> SET PROBLEM: Rewrite the material below, replacing "Premi per comporre" with "Tap to compose" everywhere it appears and leaving everything else unchanged.
****************
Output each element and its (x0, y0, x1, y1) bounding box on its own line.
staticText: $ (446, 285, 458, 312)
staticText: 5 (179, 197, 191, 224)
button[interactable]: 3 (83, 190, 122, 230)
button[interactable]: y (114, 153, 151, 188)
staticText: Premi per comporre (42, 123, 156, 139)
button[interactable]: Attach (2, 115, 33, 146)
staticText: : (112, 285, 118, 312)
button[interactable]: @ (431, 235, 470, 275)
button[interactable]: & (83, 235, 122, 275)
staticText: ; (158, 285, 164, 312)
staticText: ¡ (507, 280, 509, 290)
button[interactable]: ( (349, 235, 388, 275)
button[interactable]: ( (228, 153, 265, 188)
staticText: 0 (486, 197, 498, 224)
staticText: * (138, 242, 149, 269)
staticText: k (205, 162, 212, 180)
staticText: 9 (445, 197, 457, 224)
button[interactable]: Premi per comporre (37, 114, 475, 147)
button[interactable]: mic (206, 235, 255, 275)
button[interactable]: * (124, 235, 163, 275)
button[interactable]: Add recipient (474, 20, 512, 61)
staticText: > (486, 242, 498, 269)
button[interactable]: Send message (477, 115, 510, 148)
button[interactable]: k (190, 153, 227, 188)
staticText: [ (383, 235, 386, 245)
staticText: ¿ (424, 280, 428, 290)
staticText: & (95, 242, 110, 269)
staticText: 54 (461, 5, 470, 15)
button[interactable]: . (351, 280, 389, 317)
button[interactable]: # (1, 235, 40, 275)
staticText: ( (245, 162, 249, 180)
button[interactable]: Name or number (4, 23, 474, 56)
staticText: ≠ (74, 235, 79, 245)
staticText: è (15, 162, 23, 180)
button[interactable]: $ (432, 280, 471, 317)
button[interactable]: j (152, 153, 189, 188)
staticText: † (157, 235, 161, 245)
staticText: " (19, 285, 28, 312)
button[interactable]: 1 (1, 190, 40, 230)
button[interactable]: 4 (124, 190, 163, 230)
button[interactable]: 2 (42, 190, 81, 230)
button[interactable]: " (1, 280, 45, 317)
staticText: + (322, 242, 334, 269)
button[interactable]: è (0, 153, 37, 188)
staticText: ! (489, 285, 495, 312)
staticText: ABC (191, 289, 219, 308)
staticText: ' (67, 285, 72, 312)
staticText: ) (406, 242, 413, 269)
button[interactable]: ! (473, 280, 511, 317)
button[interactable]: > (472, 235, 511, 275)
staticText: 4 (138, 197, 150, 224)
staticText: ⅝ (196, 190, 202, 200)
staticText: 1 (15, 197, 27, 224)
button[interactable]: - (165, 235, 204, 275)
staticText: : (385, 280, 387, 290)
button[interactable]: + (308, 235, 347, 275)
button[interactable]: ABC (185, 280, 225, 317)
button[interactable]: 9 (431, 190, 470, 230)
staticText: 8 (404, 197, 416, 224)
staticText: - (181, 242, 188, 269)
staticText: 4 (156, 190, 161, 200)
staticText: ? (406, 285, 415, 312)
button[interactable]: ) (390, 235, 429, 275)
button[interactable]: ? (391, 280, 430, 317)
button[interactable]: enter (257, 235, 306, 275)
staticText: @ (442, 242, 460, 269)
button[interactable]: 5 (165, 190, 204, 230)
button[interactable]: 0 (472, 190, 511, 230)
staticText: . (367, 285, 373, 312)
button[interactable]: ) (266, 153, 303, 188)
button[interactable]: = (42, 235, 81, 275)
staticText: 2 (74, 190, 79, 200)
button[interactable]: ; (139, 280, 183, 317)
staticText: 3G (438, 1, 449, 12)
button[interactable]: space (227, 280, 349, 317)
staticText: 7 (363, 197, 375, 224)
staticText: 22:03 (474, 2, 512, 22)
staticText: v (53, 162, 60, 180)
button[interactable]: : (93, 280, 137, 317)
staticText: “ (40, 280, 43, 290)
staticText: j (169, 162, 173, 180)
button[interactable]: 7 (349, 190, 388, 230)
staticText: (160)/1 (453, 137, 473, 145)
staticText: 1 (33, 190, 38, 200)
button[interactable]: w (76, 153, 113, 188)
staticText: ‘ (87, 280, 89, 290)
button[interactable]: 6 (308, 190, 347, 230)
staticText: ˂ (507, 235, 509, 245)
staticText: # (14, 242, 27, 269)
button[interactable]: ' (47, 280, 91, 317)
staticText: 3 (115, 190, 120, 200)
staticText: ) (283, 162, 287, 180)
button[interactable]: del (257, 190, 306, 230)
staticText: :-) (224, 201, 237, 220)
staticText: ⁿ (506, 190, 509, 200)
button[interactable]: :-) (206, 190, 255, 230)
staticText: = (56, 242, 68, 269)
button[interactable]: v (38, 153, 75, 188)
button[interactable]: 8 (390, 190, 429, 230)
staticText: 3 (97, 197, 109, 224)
****************
> RESULT OF THIS EXERCISE:
Output each element and its (x0, y0, x1, y1) bounding box on its own line.
staticText: $ (446, 285, 458, 312)
staticText: 5 (179, 197, 191, 224)
button[interactable]: 3 (83, 190, 122, 230)
button[interactable]: y (114, 153, 151, 188)
staticText: Tap to compose (42, 123, 156, 139)
button[interactable]: Attach (2, 115, 33, 146)
staticText: : (112, 285, 118, 312)
button[interactable]: @ (431, 235, 470, 275)
button[interactable]: & (83, 235, 122, 275)
staticText: ; (158, 285, 164, 312)
staticText: ¡ (507, 280, 509, 290)
button[interactable]: ( (349, 235, 388, 275)
button[interactable]: ( (228, 153, 265, 188)
staticText: 0 (486, 197, 498, 224)
staticText: * (138, 242, 149, 269)
staticText: k (205, 162, 212, 180)
staticText: 9 (445, 197, 457, 224)
button[interactable]: Tap to compose (37, 114, 475, 147)
button[interactable]: mic (206, 235, 255, 275)
button[interactable]: * (124, 235, 163, 275)
button[interactable]: Add recipient (474, 20, 512, 61)
staticText: > (486, 242, 498, 269)
button[interactable]: Send message (477, 115, 510, 148)
button[interactable]: k (190, 153, 227, 188)
staticText: [ (383, 235, 386, 245)
staticText: ¿ (424, 280, 428, 290)
staticText: & (95, 242, 110, 269)
staticText: 54 (461, 5, 470, 15)
button[interactable]: . (351, 280, 389, 317)
button[interactable]: # (1, 235, 40, 275)
staticText: ( (245, 162, 249, 180)
button[interactable]: Name or number (4, 23, 474, 56)
staticText: ≠ (74, 235, 79, 245)
staticText: è (15, 162, 23, 180)
button[interactable]: $ (432, 280, 471, 317)
button[interactable]: j (152, 153, 189, 188)
staticText: † (157, 235, 161, 245)
staticText: " (19, 285, 28, 312)
button[interactable]: 1 (1, 190, 40, 230)
button[interactable]: 4 (124, 190, 163, 230)
button[interactable]: 2 (42, 190, 81, 230)
button[interactable]: " (1, 280, 45, 317)
staticText: + (322, 242, 334, 269)
button[interactable]: è (0, 153, 37, 188)
staticText: ! (489, 285, 495, 312)
staticText: ABC (191, 289, 219, 308)
staticText: ' (67, 285, 72, 312)
staticText: ) (406, 242, 413, 269)
button[interactable]: ! (473, 280, 511, 317)
button[interactable]: > (472, 235, 511, 275)
staticText: 4 (138, 197, 150, 224)
staticText: ⅝ (196, 190, 202, 200)
staticText: 1 (15, 197, 27, 224)
button[interactable]: - (165, 235, 204, 275)
staticText: : (385, 280, 387, 290)
button[interactable]: + (308, 235, 347, 275)
button[interactable]: ABC (185, 280, 225, 317)
button[interactable]: 9 (431, 190, 470, 230)
staticText: 8 (404, 197, 416, 224)
staticText: - (181, 242, 188, 269)
staticText: 4 (156, 190, 161, 200)
staticText: ? (406, 285, 415, 312)
button[interactable]: ) (390, 235, 429, 275)
button[interactable]: ? (391, 280, 430, 317)
button[interactable]: enter (257, 235, 306, 275)
staticText: @ (442, 242, 460, 269)
button[interactable]: 5 (165, 190, 204, 230)
button[interactable]: 0 (472, 190, 511, 230)
staticText: . (367, 285, 373, 312)
button[interactable]: ) (266, 153, 303, 188)
button[interactable]: = (42, 235, 81, 275)
staticText: 2 (74, 190, 79, 200)
button[interactable]: ; (139, 280, 183, 317)
staticText: 3G (438, 1, 449, 12)
button[interactable]: space (227, 280, 349, 317)
staticText: 7 (363, 197, 375, 224)
staticText: 22:03 (474, 2, 512, 22)
staticText: v (53, 162, 60, 180)
button[interactable]: : (93, 280, 137, 317)
staticText: “ (40, 280, 43, 290)
staticText: j (169, 162, 173, 180)
button[interactable]: 7 (349, 190, 388, 230)
staticText: (160)/1 (453, 137, 473, 145)
staticText: 1 (33, 190, 38, 200)
button[interactable]: w (76, 153, 113, 188)
staticText: ‘ (87, 280, 89, 290)
button[interactable]: 6 (308, 190, 347, 230)
staticText: ˂ (507, 235, 509, 245)
staticText: # (14, 242, 27, 269)
button[interactable]: ' (47, 280, 91, 317)
staticText: 3 (115, 190, 120, 200)
staticText: ) (283, 162, 287, 180)
button[interactable]: del (257, 190, 306, 230)
staticText: :-) (224, 201, 237, 220)
staticText: ⁿ (506, 190, 509, 200)
button[interactable]: :-) (206, 190, 255, 230)
staticText: = (56, 242, 68, 269)
button[interactable]: v (38, 153, 75, 188)
button[interactable]: 8 (390, 190, 429, 230)
staticText: 3 (97, 197, 109, 224)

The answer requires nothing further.